■ Document extract ■
-- Begin --
God's Two Gifts
A. P. Cecil
The glory of this dispensation is that God is revealed to us as a giver. The New Testament fully makes this known to us, and this is the glory of the Christian life, that having received eternal life from God, we should go forth and show His grace and His free gifts to others. We should be imitators of God as dear children (Eph. 5:1-2), walking in love as Christ has loved us and has given Himself for us, an offering and sacrifice to God as a sweet-smelling savor.
In John 3:16 and 4:10 we have God revealed to us in this blessed way. He is the giver of two gifts: first, the giver of His Son; second, the giver of the Holy Spirit. The first gift is a gift to the whole world of sinners, God's only begotten Son! He who was ever in this relationship with the Father became a man, lived among them, died For them, rose again and now sits on high as the object of faith for any poor sinner who will accept Him. The second gift is only given to those who have accepted the first gift; it is God's gift to His own who have believed on His Son.
The Lord Jesus had to ascend on high and receive from the Father the promise of the Holy Spirit, before He could be sent down on the hundred and twenty disciples who had already believed in Christ. These had already been born again, by hearing the Son's word, and had already become possessors of eternal life in Him by the reception of the first gift. But now they were united to Him by the gift of the Holy Spirit sent down from heaven, made members of His body, of His flesh and of His bones. (See Acts 2; compare with Acts 1:4-5; 1 Cor. 12:13; Eph. 5:30.) Still this second gift is not too high a thing for a sinner to desire it and, when quickened, to ask for it, as we see in the striking instance in John 4. The great mark of it is that it is a gift, and God is therein revealed as a giver, which is the great revelation of the gospel.
Let us consider God as the giver of His Son. If the Jew had received the law as God intended him to receive it, the law would have taught him the lesson that he was nothing but a sinner. And instead of thinking of being justified by it, he would have fallen down on his face and cried like the poor leper who was put outside the camp of Israel, "Unclean, unclean!" (Lev. 13:45). For the law not only forbade the bad things he had done, so that he was proved to be a transgressor and guilty in this way, but it was given to unveil the very root of sin. It was to give the knowledge that deep down in the heart there was an evil spring which was continually vomiting forth filth and pollution, and which displayed itself outwardly in the various acts of sin that men commit (Rom. 3:19-20; 8:7). Thus, if the Jew had learned the real lessons taught him by this wonderful schoolmaster, he would have been thoroughly humbled and broken, confessing himself to be nothing but a lost sinner.
But whether the Jew learned this lesson or not, this was what was proved by God during more than a thousand years of test and trial. When this had been fully made known and man was proved to be guilty as well as a poor creature under the power and dominion of sin which ruled over him like a tyrant, then God began to work from Himself. if the very spring of man's heart was evil, God must begin from Himself, outside of man in order to save him. And this is the blessedness of the gospel and the blessedness of John 3:16. We begin with God—God so loved the world!
-- End --
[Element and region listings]
-- Begin --
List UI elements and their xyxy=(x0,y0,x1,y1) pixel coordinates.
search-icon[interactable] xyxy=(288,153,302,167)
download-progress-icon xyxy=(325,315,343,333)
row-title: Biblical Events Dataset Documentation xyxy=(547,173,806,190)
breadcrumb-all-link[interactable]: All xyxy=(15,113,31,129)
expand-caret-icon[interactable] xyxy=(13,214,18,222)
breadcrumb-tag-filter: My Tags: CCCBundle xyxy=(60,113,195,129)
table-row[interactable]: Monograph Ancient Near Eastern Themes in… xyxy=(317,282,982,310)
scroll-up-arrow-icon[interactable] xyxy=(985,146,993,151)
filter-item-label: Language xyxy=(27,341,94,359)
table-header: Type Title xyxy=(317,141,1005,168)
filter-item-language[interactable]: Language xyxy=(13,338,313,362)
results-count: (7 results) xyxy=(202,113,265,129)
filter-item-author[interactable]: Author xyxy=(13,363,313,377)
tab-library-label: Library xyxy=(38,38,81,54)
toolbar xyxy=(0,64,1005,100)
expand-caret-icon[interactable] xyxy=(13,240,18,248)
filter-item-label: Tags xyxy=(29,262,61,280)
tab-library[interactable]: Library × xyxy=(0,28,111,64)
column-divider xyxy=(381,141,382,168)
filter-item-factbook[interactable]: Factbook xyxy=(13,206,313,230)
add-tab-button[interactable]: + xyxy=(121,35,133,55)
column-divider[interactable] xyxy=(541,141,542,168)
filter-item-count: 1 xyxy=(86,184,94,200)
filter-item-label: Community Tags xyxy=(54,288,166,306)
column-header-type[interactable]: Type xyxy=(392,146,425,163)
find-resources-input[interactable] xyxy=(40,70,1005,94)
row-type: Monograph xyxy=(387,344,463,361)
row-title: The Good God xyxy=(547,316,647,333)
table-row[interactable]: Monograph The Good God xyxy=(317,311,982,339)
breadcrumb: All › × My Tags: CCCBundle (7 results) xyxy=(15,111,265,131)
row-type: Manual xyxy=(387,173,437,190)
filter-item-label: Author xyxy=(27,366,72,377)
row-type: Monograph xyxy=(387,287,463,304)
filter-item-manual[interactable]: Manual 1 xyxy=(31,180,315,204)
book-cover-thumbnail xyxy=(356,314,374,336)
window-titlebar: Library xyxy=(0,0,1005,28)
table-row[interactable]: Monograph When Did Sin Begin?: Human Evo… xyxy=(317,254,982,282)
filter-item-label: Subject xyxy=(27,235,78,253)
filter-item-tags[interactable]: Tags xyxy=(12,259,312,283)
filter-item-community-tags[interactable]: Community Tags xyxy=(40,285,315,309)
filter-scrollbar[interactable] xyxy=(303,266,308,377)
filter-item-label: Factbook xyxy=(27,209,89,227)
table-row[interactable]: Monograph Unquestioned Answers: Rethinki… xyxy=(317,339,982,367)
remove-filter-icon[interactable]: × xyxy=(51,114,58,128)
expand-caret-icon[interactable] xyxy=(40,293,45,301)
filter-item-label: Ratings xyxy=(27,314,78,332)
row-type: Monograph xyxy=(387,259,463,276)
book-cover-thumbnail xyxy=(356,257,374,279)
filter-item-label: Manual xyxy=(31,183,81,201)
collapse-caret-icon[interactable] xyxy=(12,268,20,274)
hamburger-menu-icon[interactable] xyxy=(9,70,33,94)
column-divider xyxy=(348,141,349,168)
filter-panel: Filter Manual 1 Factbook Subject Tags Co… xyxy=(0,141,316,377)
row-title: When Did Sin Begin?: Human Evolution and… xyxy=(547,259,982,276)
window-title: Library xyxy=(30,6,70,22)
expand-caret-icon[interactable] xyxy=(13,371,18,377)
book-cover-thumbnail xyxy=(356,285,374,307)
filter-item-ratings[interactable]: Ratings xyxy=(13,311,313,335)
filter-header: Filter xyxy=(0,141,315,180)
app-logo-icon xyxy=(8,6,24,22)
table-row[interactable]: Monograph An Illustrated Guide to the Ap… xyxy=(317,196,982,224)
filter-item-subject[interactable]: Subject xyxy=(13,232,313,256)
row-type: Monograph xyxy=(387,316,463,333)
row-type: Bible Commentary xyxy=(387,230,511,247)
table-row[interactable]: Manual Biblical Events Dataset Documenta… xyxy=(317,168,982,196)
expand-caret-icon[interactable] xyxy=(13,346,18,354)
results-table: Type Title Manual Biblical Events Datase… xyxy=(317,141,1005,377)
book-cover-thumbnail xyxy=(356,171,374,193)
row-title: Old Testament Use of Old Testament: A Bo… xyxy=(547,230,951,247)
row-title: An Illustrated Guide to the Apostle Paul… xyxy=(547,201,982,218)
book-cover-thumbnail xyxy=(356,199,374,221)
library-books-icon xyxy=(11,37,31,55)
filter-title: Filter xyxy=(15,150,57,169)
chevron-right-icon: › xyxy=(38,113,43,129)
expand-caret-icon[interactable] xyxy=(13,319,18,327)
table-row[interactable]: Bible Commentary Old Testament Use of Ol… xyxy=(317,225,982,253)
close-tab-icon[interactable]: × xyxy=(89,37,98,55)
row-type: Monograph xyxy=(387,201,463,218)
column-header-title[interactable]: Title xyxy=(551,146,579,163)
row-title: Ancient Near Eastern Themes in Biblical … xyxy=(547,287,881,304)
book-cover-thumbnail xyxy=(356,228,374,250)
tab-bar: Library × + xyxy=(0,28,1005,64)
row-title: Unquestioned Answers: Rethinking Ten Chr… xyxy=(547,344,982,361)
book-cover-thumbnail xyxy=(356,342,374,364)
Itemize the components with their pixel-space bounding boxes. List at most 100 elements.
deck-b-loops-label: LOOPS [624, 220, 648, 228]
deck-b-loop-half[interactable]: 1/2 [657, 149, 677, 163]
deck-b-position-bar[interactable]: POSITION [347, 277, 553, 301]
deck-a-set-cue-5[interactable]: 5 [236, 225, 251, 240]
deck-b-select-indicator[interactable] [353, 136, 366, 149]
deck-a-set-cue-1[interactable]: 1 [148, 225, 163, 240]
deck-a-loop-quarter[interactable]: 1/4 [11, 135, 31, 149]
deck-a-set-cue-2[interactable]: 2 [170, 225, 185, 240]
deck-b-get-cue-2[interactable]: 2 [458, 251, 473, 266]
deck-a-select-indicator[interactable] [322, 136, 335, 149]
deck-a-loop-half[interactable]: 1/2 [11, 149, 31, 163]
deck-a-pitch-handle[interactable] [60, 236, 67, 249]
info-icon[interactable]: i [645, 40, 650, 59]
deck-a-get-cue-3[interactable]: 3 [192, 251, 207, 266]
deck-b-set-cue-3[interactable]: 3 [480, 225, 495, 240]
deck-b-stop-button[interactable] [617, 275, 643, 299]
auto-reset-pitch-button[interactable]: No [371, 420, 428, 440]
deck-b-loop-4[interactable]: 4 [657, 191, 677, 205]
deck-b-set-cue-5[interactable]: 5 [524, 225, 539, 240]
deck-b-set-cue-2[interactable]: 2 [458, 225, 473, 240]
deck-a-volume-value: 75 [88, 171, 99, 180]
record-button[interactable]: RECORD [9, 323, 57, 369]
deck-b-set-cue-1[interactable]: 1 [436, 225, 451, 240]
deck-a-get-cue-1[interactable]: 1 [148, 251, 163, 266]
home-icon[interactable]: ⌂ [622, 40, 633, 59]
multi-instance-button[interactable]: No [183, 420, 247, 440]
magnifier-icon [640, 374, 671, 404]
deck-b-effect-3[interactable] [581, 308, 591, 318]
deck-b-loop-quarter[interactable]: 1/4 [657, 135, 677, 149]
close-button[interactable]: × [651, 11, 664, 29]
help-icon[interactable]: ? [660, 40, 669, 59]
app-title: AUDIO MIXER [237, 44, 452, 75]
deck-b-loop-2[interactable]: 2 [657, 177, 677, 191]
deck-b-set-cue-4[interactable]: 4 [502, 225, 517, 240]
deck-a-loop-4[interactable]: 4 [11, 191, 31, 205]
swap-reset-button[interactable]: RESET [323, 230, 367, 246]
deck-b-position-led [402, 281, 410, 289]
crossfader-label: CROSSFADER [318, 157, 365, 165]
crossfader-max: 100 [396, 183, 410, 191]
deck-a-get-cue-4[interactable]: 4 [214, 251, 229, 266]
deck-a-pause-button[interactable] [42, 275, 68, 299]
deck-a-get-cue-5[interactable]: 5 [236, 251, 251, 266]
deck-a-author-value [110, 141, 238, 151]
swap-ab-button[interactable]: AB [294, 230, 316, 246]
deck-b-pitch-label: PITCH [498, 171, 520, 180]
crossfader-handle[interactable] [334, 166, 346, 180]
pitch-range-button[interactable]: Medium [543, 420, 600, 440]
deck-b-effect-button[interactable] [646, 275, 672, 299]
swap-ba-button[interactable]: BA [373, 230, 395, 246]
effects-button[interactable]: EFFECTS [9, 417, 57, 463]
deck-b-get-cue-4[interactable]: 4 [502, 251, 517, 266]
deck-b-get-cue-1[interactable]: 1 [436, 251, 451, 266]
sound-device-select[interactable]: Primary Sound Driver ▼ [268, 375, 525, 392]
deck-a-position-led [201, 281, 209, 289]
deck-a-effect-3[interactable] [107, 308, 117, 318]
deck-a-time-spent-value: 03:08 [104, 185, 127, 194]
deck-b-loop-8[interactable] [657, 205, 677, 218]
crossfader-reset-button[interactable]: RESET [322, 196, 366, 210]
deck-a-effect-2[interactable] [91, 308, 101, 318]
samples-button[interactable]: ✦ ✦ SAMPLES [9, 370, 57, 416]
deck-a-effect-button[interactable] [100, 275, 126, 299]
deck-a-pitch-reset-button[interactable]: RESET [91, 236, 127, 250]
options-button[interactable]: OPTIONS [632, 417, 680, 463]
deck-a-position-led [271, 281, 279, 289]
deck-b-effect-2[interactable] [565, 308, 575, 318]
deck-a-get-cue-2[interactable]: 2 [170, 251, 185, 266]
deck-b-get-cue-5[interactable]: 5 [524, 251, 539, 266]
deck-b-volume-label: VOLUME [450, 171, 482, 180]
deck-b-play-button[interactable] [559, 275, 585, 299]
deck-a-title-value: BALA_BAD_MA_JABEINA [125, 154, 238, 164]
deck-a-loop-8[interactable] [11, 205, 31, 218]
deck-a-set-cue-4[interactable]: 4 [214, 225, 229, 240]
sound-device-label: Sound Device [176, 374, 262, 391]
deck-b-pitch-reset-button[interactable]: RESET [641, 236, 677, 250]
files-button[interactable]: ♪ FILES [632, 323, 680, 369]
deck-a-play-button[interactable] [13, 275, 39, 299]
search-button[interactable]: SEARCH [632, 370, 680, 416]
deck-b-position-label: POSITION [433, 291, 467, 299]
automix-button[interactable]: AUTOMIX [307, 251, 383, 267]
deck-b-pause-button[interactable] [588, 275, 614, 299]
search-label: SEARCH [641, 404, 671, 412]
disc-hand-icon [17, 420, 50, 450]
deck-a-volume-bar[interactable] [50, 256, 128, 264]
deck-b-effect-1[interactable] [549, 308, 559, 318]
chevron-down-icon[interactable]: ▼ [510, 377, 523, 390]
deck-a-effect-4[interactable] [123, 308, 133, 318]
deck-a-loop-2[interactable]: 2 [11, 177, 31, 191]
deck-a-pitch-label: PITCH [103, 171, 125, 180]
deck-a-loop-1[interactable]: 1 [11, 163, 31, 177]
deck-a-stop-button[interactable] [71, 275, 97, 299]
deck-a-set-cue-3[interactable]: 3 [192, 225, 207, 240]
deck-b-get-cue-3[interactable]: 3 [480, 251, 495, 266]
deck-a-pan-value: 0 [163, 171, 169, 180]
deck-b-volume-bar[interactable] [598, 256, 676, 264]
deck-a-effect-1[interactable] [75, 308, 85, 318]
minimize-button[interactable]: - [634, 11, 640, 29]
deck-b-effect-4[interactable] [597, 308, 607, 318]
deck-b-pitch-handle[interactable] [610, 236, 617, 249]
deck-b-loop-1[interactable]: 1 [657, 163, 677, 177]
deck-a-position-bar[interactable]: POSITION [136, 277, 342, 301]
-- End --
■ Set tasks ■
- A) Summarize the text on God's two gifts in two sentences.
- B) Rewrite the listing from its first line through the line containing "tab-library-label: Library xyxy=(38,38,81,54)", inclusive. Replace "breadcrumb" with "trail" and leave everything else unchanged.

■ Solutions by task ■
- A) The New Testament reveals God as a giver of two gifts: His Son, given to the whole world of sinners, and the Holy Spirit, given only to those who have believed on His Son. The law proved man to be a guilty sinner under the power of sin, so God began to work from Himself to save him, and this is the blessedness of the gospel and of John 3:16.

- B)
List UI elements and their xyxy=(x0,y0,x1,y1) pixel coordinates.
search-icon[interactable] xyxy=(288,153,302,167)
download-progress-icon xyxy=(325,315,343,333)
row-title: Biblical Events Dataset Documentation xyxy=(547,173,806,190)
trail-all-link[interactable]: All xyxy=(15,113,31,129)
expand-caret-icon[interactable] xyxy=(13,214,18,222)
trail-tag-filter: My Tags: CCCBundle xyxy=(60,113,195,129)
table-row[interactable]: Monograph Ancient Near Eastern Themes in… xyxy=(317,282,982,310)
scroll-up-arrow-icon[interactable] xyxy=(985,146,993,151)
filter-item-label: Language xyxy=(27,341,94,359)
table-header: Type Title xyxy=(317,141,1005,168)
filter-item-language[interactable]: Language xyxy=(13,338,313,362)
results-count: (7 results) xyxy=(202,113,265,129)
filter-item-author[interactable]: Author xyxy=(13,363,313,377)
tab-library-label: Library xyxy=(38,38,81,54)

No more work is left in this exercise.